───── LISTING

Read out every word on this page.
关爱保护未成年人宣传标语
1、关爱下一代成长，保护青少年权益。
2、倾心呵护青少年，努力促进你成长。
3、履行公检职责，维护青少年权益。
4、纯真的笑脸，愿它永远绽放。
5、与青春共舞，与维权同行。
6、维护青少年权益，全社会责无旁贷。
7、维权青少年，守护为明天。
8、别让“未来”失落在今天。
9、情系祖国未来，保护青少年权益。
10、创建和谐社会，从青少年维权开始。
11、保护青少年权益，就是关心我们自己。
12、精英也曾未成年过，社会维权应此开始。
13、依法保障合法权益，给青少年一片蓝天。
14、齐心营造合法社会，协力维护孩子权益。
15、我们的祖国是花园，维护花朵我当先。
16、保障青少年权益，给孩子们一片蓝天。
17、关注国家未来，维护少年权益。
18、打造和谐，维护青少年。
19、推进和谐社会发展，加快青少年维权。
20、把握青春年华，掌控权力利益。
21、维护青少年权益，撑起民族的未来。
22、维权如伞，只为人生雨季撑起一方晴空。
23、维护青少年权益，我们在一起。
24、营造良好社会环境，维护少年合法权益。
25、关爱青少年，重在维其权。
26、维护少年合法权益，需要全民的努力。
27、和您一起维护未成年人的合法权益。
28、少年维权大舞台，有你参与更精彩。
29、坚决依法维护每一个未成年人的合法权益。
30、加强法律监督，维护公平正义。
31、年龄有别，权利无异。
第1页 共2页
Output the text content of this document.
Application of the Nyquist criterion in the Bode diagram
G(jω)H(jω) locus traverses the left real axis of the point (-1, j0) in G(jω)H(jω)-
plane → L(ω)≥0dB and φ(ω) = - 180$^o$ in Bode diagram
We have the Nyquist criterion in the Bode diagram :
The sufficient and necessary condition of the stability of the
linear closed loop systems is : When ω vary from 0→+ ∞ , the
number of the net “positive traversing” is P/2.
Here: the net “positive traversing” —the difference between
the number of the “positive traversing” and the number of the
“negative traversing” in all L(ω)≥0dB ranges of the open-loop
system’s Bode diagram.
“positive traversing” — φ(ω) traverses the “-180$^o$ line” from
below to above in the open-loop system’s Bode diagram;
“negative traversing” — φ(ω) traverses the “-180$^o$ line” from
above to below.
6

──────────

DIRECTION :: Within the material above, find the lines that contain the word "this"; copy them.

ANSWER IN FULL ::
Read out every word on this page.
Output the text content of this document.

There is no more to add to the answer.